:: Information given ::
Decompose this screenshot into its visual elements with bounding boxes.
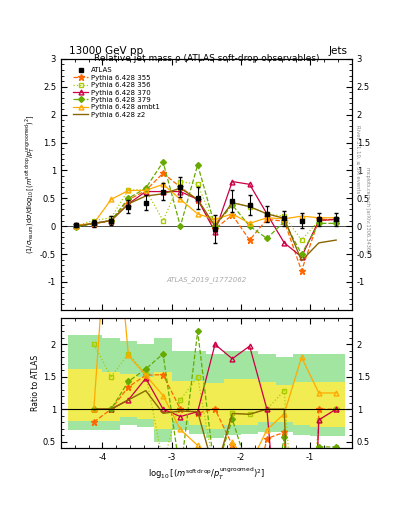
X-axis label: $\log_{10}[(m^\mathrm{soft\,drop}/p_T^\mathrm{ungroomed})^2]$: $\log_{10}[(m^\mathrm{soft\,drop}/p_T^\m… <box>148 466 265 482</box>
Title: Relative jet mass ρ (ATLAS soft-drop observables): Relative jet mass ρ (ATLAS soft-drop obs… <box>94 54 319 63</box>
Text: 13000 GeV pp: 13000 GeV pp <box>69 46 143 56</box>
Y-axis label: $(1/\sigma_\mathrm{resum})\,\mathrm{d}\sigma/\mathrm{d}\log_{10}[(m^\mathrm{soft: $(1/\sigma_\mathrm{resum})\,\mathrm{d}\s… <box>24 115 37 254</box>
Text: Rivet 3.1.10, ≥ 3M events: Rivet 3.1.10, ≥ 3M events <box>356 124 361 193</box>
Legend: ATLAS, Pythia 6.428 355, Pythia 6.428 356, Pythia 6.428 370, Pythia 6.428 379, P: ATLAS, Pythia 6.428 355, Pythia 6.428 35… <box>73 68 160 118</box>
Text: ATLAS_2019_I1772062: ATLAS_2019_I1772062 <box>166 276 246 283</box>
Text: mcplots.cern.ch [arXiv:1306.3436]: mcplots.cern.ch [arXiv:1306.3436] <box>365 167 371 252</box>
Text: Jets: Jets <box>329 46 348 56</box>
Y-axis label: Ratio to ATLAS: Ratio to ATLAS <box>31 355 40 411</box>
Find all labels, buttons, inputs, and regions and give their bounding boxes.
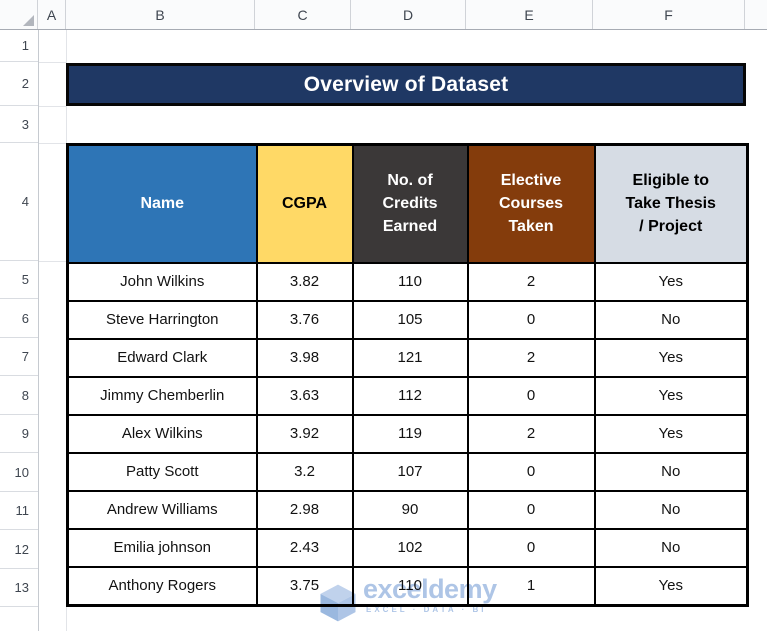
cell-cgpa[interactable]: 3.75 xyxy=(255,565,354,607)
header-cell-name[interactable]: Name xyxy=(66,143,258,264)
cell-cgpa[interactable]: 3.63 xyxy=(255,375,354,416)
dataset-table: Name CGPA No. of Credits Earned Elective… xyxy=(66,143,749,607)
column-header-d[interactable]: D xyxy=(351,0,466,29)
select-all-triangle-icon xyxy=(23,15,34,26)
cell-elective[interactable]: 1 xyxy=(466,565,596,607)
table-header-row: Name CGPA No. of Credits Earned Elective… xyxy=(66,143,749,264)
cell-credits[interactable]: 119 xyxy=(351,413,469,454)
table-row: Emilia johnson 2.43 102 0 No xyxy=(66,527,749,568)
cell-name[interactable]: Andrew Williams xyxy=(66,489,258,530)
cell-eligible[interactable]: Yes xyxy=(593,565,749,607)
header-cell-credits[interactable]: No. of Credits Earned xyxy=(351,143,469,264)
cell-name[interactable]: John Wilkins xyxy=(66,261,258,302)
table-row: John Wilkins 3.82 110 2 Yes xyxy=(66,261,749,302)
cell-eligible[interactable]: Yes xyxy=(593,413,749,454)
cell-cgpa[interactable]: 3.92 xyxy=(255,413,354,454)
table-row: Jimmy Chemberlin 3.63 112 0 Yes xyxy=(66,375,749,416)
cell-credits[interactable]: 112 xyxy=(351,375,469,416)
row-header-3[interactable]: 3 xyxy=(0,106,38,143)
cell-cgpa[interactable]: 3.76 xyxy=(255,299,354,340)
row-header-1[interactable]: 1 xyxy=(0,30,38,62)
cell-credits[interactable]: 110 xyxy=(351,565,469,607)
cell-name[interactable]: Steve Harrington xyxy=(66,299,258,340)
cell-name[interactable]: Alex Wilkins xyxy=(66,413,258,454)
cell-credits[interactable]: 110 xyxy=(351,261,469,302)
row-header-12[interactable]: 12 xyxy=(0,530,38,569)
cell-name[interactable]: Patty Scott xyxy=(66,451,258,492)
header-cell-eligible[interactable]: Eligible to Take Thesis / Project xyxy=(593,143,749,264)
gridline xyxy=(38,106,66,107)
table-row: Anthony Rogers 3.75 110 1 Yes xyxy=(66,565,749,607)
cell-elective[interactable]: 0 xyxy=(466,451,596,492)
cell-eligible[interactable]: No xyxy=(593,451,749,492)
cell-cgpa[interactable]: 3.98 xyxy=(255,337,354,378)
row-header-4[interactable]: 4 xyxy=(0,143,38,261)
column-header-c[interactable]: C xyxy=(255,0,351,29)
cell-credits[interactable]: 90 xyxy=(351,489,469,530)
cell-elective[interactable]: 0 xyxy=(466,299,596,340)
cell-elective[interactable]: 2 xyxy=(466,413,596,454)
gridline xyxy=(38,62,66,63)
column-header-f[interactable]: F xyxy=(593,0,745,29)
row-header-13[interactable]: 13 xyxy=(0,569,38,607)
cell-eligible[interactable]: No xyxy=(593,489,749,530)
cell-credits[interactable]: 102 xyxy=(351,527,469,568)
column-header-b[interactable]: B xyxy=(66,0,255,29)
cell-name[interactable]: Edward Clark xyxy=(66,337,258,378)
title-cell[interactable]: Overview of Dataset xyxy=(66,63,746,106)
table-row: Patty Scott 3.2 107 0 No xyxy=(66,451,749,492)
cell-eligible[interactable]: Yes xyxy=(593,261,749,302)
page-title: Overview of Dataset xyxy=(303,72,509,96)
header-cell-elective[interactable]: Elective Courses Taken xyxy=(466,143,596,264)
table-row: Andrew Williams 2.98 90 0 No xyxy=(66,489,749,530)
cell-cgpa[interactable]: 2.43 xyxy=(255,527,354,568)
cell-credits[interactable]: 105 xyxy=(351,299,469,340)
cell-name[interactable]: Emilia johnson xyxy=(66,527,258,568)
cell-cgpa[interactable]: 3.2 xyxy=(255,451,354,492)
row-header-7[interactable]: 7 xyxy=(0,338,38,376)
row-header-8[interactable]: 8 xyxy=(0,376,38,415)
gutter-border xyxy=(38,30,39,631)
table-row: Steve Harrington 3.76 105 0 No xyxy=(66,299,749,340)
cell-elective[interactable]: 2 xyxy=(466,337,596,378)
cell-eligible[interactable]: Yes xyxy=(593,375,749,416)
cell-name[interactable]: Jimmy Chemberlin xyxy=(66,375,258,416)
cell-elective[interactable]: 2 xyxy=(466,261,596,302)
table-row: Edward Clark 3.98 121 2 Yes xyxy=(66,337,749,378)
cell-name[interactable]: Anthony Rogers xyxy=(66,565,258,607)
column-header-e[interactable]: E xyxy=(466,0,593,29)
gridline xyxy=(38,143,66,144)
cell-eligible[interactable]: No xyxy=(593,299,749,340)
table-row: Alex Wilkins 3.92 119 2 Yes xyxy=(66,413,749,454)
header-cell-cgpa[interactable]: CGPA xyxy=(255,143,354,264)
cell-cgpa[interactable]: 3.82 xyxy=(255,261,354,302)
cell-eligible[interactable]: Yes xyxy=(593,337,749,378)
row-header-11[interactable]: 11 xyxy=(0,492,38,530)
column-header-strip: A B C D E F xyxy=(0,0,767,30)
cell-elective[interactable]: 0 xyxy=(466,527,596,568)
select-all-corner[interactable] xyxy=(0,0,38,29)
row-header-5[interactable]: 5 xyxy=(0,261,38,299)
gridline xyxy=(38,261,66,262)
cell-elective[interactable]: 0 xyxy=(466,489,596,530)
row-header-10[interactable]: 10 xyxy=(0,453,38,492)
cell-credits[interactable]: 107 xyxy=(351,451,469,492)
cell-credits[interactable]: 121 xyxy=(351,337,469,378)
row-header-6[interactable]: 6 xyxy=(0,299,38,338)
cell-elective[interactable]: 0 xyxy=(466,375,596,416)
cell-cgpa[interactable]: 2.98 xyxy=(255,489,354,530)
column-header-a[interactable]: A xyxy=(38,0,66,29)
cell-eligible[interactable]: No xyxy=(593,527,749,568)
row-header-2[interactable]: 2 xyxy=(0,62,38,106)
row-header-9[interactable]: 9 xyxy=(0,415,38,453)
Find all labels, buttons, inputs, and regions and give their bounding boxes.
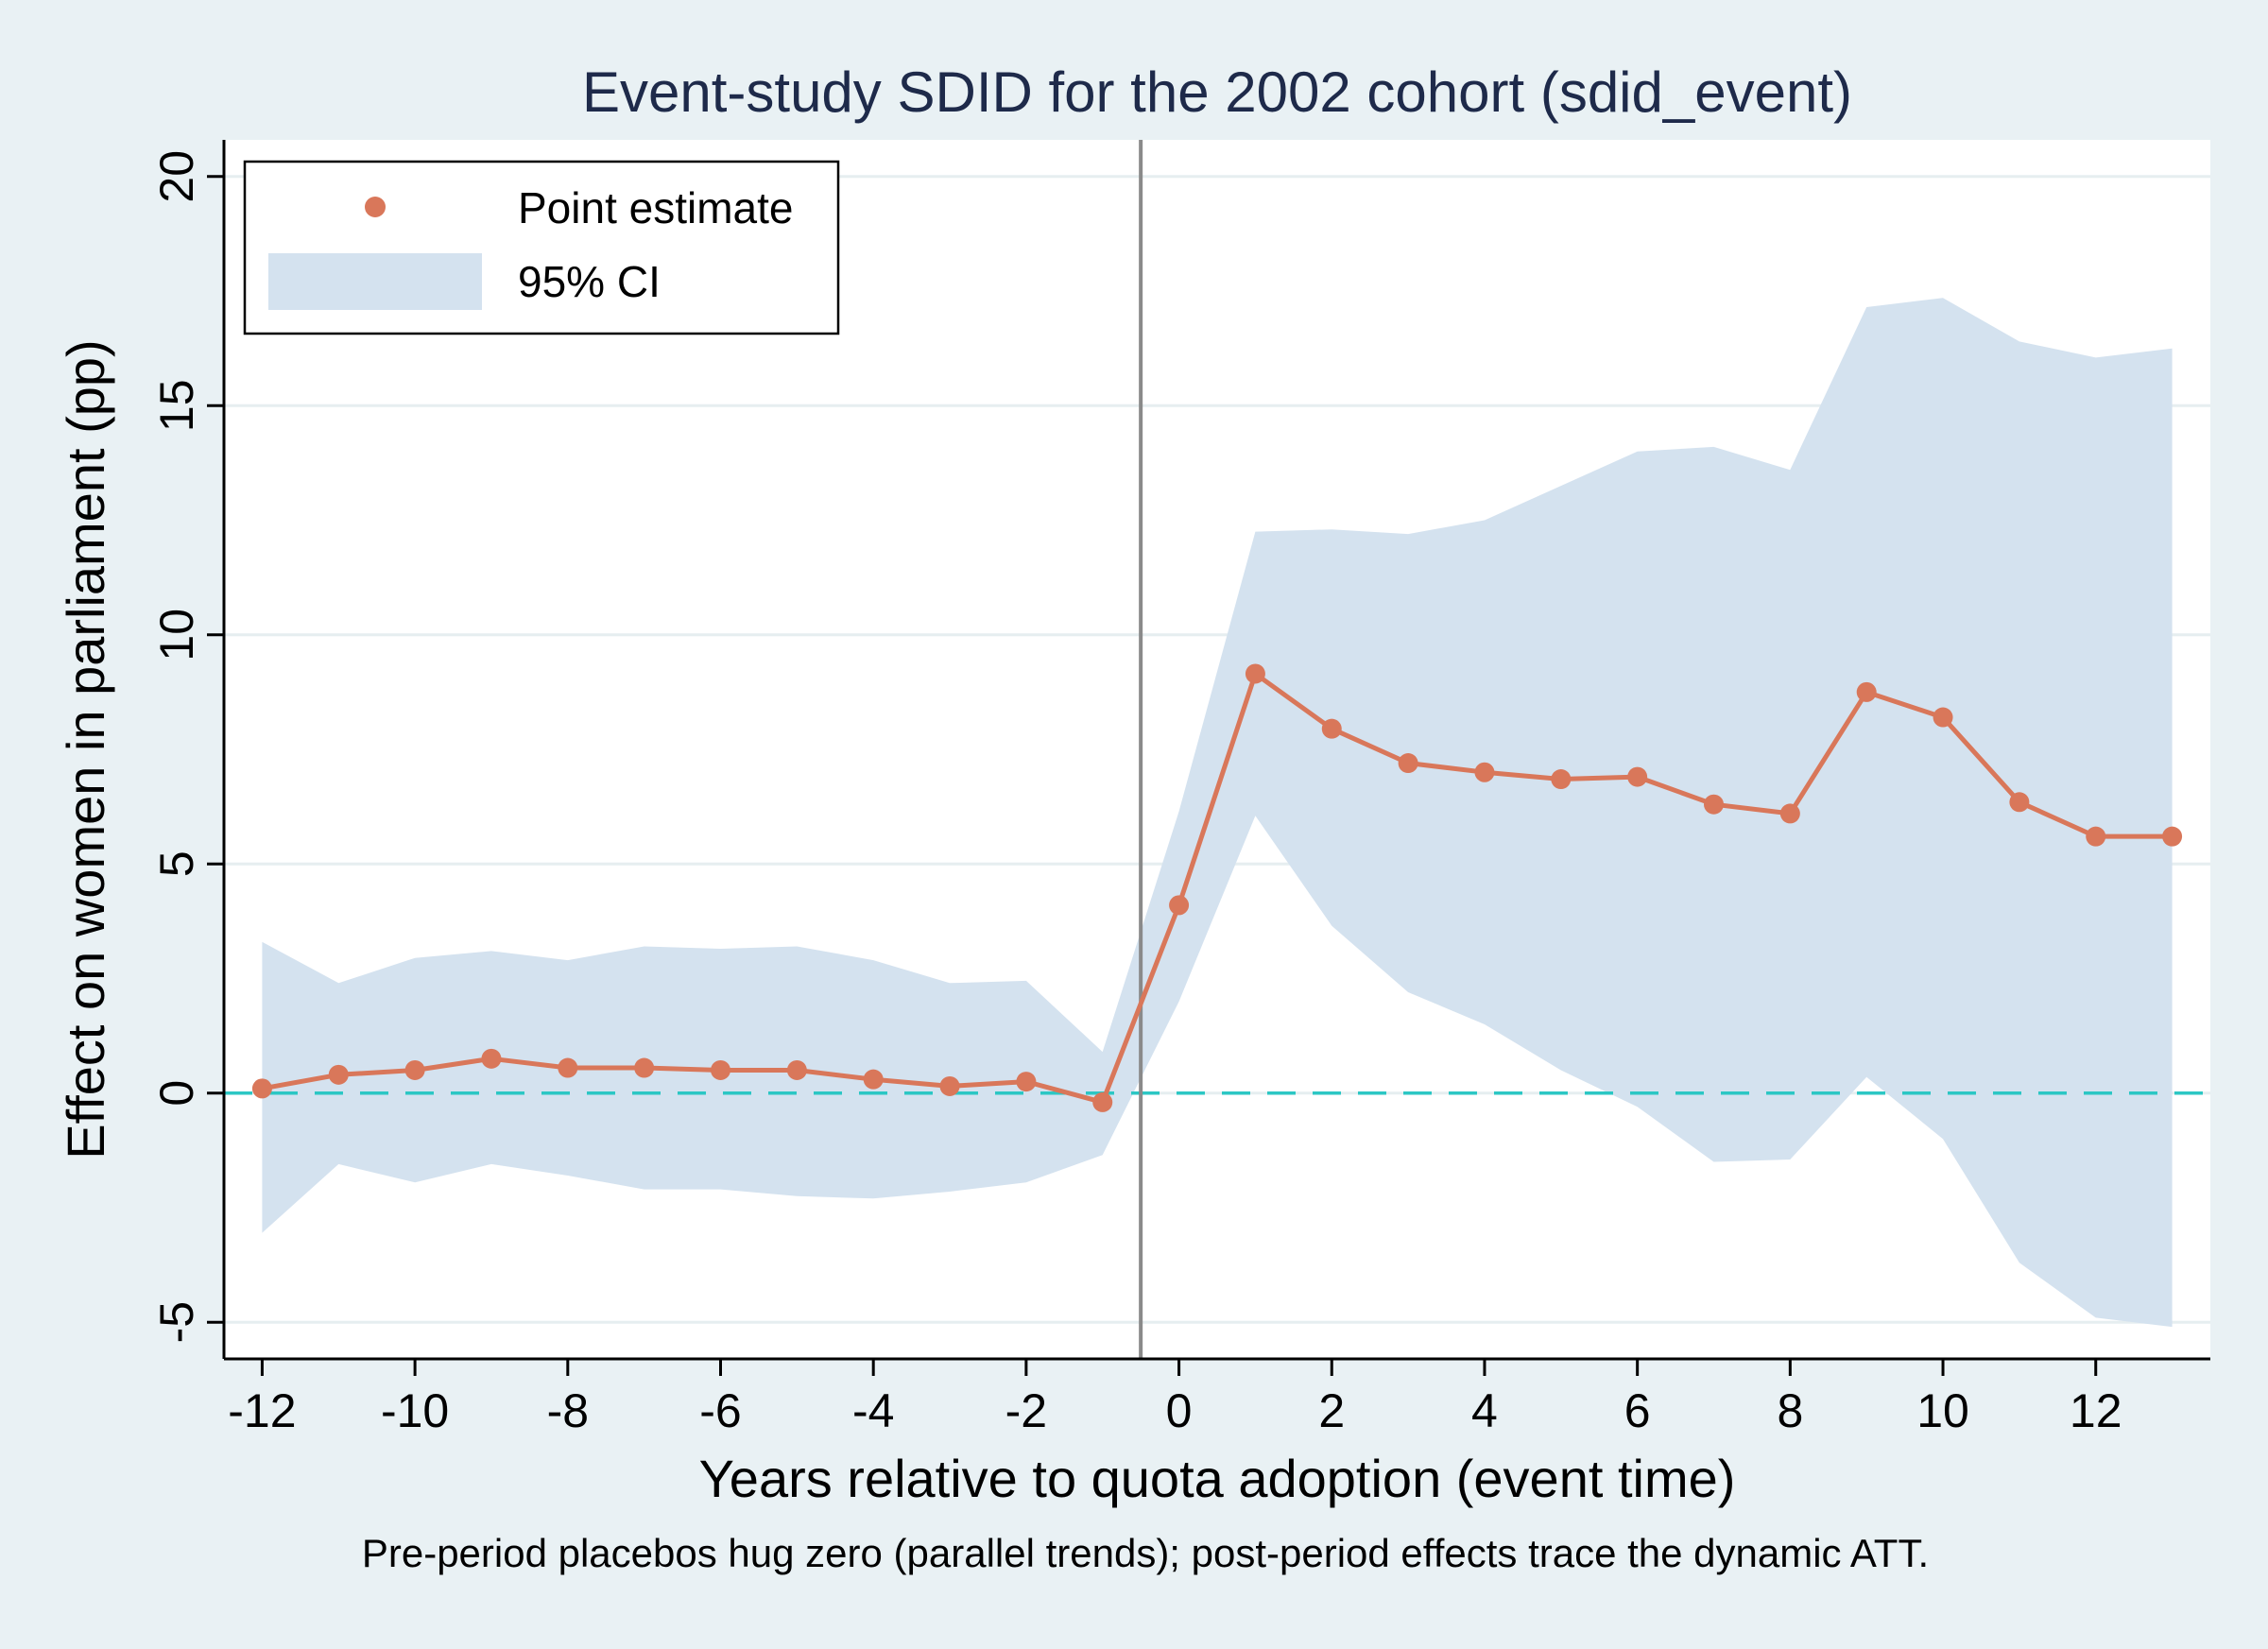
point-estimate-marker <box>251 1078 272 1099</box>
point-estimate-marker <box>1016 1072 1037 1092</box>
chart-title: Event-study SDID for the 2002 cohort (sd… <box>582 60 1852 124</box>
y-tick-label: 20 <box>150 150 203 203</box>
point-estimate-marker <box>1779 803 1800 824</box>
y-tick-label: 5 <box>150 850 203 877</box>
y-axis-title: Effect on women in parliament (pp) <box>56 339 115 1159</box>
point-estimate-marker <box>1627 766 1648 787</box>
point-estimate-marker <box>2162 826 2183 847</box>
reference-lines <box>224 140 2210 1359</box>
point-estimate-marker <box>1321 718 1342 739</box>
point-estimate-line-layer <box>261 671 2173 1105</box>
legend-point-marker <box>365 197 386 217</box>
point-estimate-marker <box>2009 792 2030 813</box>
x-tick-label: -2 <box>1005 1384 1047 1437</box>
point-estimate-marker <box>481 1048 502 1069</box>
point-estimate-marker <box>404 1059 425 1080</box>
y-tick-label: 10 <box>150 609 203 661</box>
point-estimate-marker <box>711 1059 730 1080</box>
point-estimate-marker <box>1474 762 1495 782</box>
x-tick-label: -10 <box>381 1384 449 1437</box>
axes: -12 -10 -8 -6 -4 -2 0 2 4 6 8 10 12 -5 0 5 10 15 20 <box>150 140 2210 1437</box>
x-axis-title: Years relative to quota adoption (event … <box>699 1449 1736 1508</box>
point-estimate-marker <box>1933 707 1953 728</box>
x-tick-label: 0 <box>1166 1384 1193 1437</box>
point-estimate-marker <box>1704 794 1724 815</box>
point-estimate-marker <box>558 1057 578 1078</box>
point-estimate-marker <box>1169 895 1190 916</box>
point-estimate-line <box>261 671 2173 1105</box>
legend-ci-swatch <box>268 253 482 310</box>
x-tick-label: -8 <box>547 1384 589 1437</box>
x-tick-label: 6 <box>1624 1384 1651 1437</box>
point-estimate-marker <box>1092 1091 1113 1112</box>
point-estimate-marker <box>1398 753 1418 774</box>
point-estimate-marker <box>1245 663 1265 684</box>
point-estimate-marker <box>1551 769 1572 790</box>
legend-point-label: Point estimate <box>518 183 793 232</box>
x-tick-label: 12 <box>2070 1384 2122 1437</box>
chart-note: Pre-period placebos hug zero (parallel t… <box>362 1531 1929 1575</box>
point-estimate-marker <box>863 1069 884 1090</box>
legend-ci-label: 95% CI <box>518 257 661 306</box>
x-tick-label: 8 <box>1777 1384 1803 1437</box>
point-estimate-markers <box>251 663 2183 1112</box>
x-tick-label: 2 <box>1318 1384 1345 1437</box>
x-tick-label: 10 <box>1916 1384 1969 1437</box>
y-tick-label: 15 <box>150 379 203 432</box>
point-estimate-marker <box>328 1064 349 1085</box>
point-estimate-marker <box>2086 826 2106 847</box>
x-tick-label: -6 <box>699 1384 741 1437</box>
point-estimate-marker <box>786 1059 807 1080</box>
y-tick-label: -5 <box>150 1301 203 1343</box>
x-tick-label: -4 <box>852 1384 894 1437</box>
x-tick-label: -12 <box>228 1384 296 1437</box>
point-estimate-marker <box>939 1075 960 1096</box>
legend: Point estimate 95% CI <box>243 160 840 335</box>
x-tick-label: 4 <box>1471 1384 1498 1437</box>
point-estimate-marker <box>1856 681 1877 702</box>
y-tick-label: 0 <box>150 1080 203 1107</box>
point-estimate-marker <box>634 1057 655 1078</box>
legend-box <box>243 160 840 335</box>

:: Short task ::
Reproduce verbatim the lines of the items running from the line containing "466 265 482</box>" through the line containing "Legend: ATLAS, Pythia", both of those lines included.

:: Task output ::
X-axis label: $\log_{10}[(m^\mathrm{soft\,drop}/p_T^\mathrm{ungroomed})^2]$: $\log_{10}[(m^\mathrm{soft\,drop}/p_T^\m… <box>148 466 265 482</box>
Title: Relative jet mass ρ (ATLAS soft-drop observables): Relative jet mass ρ (ATLAS soft-drop obs… <box>94 54 319 63</box>
Text: 13000 GeV pp: 13000 GeV pp <box>69 46 143 56</box>
Y-axis label: $(1/\sigma_\mathrm{resum})\,\mathrm{d}\sigma/\mathrm{d}\log_{10}[(m^\mathrm{soft: $(1/\sigma_\mathrm{resum})\,\mathrm{d}\s… <box>24 115 37 254</box>
Text: Rivet 3.1.10, ≥ 3M events: Rivet 3.1.10, ≥ 3M events <box>356 124 361 193</box>
Legend: ATLAS, Pythia 6.428 355, Pythia 6.428 356, Pythia 6.428 370, Pythia 6.428 379, P: ATLAS, Pythia 6.428 355, Pythia 6.428 35… <box>73 68 160 118</box>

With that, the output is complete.